> Task requirements:
Reading down the listing below, count the lines where the word "TREND" shows up, then give only that count.

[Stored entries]
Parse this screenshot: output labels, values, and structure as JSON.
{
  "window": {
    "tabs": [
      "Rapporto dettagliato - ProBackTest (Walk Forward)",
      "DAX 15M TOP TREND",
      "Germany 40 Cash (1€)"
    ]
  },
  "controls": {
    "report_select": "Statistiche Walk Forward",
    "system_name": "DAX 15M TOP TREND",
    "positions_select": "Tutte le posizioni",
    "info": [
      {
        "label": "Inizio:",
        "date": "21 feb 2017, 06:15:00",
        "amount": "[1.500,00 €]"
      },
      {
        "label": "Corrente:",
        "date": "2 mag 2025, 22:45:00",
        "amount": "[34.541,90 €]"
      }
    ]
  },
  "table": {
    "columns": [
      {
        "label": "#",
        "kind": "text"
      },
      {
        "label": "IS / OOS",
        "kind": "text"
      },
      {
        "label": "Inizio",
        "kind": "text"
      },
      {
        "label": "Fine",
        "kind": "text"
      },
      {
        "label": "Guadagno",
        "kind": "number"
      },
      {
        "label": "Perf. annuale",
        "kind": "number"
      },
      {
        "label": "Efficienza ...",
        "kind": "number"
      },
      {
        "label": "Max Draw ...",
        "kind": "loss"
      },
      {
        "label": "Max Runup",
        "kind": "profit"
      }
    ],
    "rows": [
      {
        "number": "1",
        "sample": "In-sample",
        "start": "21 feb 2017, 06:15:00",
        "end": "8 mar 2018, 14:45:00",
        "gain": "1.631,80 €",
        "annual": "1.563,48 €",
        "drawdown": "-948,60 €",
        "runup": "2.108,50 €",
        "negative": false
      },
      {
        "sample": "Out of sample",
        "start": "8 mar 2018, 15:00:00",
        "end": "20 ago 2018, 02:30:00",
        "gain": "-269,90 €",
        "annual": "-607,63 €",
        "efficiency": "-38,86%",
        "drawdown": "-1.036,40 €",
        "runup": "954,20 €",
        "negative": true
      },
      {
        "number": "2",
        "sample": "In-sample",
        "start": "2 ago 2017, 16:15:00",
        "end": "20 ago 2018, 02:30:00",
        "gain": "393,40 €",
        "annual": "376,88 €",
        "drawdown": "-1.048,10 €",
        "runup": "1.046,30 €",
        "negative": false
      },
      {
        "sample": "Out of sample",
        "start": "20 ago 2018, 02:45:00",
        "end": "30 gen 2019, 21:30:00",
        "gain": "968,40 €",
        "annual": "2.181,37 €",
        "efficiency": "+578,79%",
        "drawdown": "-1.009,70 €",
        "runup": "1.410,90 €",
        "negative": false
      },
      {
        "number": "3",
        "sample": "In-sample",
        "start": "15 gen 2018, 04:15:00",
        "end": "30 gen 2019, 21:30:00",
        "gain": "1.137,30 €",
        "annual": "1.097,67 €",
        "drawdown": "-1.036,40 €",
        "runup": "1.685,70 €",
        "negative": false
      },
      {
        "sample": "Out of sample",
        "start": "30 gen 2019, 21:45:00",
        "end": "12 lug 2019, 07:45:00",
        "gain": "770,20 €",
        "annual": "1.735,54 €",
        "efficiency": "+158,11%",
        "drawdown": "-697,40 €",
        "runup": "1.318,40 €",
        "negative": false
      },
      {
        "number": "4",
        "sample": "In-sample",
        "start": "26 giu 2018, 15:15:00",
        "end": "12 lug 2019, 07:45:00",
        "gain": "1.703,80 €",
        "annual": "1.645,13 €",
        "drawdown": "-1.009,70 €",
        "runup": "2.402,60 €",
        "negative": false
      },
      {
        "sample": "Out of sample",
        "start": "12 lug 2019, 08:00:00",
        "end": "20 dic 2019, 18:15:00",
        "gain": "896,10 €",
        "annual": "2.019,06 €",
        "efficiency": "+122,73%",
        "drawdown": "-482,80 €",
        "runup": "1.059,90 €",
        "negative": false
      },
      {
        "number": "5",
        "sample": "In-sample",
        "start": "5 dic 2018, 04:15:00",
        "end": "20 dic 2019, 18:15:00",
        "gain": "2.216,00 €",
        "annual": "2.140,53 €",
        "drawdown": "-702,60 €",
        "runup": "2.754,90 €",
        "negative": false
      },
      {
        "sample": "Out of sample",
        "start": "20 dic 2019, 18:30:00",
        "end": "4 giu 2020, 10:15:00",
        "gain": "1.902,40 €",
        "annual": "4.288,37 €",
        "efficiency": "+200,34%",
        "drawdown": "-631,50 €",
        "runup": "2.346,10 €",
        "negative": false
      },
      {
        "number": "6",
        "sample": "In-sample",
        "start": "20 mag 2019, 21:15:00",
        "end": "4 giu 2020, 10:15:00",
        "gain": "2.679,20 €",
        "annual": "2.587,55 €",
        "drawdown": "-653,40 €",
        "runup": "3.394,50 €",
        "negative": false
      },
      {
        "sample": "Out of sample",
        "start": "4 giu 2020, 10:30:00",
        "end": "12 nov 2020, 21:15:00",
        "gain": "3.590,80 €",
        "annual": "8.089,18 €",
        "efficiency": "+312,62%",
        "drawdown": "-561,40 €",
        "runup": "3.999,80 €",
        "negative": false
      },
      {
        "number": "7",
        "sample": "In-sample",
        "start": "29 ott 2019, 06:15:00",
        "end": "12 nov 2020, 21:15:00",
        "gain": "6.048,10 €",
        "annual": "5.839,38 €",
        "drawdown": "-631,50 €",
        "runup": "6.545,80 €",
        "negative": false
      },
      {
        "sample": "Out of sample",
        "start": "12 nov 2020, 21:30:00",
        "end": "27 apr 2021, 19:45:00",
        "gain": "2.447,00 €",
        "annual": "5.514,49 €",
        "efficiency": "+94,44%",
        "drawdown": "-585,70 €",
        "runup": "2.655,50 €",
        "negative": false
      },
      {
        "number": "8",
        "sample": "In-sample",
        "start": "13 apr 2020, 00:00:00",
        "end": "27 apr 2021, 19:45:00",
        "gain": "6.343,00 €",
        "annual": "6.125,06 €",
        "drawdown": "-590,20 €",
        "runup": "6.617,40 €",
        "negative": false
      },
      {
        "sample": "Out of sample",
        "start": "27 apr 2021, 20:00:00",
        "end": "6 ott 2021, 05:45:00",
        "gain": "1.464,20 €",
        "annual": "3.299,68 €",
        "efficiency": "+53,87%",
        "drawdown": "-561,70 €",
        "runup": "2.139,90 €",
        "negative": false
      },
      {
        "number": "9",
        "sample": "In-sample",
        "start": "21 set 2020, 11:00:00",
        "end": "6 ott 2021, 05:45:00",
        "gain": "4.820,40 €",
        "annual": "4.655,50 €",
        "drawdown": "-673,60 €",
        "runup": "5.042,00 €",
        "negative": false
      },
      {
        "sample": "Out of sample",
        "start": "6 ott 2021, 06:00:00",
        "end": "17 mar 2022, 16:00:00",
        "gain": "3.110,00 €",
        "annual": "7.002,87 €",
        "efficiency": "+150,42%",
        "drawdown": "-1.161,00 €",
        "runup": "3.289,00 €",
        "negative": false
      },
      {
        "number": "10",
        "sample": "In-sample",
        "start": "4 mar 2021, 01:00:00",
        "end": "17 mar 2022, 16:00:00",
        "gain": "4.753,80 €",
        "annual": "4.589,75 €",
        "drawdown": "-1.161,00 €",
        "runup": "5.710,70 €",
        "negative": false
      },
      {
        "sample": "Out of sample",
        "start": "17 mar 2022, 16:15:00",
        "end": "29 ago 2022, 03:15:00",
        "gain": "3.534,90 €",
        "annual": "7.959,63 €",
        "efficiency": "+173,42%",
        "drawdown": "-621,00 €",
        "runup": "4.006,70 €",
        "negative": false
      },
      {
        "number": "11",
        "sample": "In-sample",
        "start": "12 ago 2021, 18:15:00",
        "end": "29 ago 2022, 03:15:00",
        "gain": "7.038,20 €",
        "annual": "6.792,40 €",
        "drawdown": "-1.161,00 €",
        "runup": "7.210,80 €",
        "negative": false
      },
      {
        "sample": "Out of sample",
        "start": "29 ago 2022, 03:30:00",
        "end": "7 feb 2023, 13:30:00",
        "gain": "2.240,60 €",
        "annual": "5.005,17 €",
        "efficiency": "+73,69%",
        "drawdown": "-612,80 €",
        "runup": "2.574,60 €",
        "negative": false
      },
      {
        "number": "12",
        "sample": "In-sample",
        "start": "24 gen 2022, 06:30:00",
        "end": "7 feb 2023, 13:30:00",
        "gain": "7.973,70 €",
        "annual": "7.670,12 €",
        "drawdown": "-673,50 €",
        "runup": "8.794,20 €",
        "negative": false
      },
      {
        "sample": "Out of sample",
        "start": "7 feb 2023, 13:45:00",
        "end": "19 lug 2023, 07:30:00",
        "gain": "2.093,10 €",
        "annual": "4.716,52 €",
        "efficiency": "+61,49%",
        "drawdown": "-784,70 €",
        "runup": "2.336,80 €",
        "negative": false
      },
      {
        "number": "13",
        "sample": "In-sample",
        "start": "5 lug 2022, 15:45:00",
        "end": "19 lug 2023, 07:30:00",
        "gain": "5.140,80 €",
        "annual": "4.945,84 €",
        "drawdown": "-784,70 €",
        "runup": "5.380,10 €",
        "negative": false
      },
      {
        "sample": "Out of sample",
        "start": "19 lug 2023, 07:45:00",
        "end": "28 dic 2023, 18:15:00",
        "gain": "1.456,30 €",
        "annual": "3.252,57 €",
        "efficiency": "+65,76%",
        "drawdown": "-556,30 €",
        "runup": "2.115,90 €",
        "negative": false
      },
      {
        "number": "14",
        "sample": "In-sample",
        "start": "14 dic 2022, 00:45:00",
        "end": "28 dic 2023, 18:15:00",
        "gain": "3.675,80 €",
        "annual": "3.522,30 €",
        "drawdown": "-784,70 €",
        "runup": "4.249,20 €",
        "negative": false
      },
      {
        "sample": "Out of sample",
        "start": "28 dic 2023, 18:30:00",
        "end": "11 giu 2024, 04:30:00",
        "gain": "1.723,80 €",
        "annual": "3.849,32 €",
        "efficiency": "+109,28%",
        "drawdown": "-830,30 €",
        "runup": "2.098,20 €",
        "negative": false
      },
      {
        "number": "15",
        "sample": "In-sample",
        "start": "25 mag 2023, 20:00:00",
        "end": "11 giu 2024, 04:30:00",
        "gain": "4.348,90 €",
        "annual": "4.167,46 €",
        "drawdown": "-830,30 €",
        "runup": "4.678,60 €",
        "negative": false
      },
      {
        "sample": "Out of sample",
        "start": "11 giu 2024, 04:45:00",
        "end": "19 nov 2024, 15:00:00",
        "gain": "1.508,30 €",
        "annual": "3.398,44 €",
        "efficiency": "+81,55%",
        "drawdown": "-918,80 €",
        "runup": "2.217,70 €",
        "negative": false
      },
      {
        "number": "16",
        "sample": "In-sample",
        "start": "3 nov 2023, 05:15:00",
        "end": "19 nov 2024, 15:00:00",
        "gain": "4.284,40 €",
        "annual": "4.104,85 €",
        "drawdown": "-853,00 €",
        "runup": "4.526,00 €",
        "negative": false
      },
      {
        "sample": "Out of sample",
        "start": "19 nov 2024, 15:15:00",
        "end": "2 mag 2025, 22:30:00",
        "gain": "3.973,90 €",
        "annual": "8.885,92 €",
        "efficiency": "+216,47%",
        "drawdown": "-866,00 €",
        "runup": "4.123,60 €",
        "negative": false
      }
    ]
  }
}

> Task output:
2